*Exercise description*. The records below must be duplicated exactly, character for character.

*Material provided*.

## BEGIN

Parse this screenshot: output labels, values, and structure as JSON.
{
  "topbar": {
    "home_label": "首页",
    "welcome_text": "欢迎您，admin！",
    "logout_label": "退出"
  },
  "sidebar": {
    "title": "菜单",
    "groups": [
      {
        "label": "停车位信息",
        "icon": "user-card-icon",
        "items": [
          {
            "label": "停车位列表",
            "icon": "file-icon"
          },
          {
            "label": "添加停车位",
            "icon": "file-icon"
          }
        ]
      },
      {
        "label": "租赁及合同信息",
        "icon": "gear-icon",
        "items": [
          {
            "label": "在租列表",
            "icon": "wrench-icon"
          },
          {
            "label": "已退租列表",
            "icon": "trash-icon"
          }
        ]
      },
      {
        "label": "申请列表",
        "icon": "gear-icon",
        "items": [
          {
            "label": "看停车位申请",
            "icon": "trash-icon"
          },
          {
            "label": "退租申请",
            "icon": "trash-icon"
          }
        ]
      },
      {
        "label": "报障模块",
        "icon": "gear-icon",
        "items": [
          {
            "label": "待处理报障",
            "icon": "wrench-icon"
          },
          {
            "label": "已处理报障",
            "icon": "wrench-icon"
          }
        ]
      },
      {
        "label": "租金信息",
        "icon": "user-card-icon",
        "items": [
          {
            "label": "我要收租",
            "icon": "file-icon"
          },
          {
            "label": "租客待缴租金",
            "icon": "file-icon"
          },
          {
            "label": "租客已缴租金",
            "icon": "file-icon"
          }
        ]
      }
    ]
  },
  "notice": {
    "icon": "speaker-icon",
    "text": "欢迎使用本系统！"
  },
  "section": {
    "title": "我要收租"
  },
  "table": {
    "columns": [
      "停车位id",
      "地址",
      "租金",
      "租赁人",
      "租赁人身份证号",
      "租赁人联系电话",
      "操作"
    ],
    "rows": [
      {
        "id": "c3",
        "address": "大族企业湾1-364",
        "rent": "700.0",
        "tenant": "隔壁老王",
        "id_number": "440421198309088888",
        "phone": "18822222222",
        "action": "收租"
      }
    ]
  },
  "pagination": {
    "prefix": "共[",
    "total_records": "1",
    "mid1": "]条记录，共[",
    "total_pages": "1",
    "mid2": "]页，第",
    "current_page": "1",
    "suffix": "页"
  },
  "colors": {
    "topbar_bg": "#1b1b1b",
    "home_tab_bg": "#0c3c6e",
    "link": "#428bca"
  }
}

## END

*Answer to the problem*.
Parse this screenshot: output labels, values, and structure as JSON.
{
  "topbar": {
    "home_label": "首页",
    "welcome_text": "欢迎您，admin！",
    "logout_label": "退出"
  },
  "sidebar": {
    "title": "菜单",
    "groups": [
      {
        "label": "停车位信息",
        "icon": "user-card-icon",
        "items": [
          {
            "label": "停车位列表",
            "icon": "file-icon"
          },
          {
            "label": "添加停车位",
            "icon": "file-icon"
          }
        ]
      },
      {
        "label": "租赁及合同信息",
        "icon": "gear-icon",
        "items": [
          {
            "label": "在租列表",
            "icon": "wrench-icon"
          },
          {
            "label": "已退租列表",
            "icon": "trash-icon"
          }
        ]
      },
      {
        "label": "申请列表",
        "icon": "gear-icon",
        "items": [
          {
            "label": "看停车位申请",
            "icon": "trash-icon"
          },
          {
            "label": "退租申请",
            "icon": "trash-icon"
          }
        ]
      },
      {
        "label": "报障模块",
        "icon": "gear-icon",
        "items": [
          {
            "label": "待处理报障",
            "icon": "wrench-icon"
          },
          {
            "label": "已处理报障",
            "icon": "wrench-icon"
          }
        ]
      },
      {
        "label": "租金信息",
        "icon": "user-card-icon",
        "items": [
          {
            "label": "我要收租",
            "icon": "file-icon"
          },
          {
            "label": "租客待缴租金",
            "icon": "file-icon"
          },
          {
            "label": "租客已缴租金",
            "icon": "file-icon"
          }
        ]
      }
    ]
  },
  "notice": {
    "icon": "speaker-icon",
    "text": "欢迎使用本系统！"
  },
  "section": {
    "title": "我要收租"
  },
  "table": {
    "columns": [
      "停车位id",
      "地址",
      "租金",
      "租赁人",
      "租赁人身份证号",
      "租赁人联系电话",
      "操作"
    ],
    "rows": [
      {
        "id": "c3",
        "address": "大族企业湾1-364",
        "rent": "700.0",
        "tenant": "隔壁老王",
        "id_number": "440421198309088888",
        "phone": "18822222222",
        "action": "收租"
      }
    ]
  },
  "pagination": {
    "prefix": "共[",
    "total_records": "1",
    "mid1": "]条记录，共[",
    "total_pages": "1",
    "mid2": "]页，第",
    "current_page": "1",
    "suffix": "页"
  },
  "colors": {
    "topbar_bg": "#1b1b1b",
    "home_tab_bg": "#0c3c6e",
    "link": "#428bca"
  }
}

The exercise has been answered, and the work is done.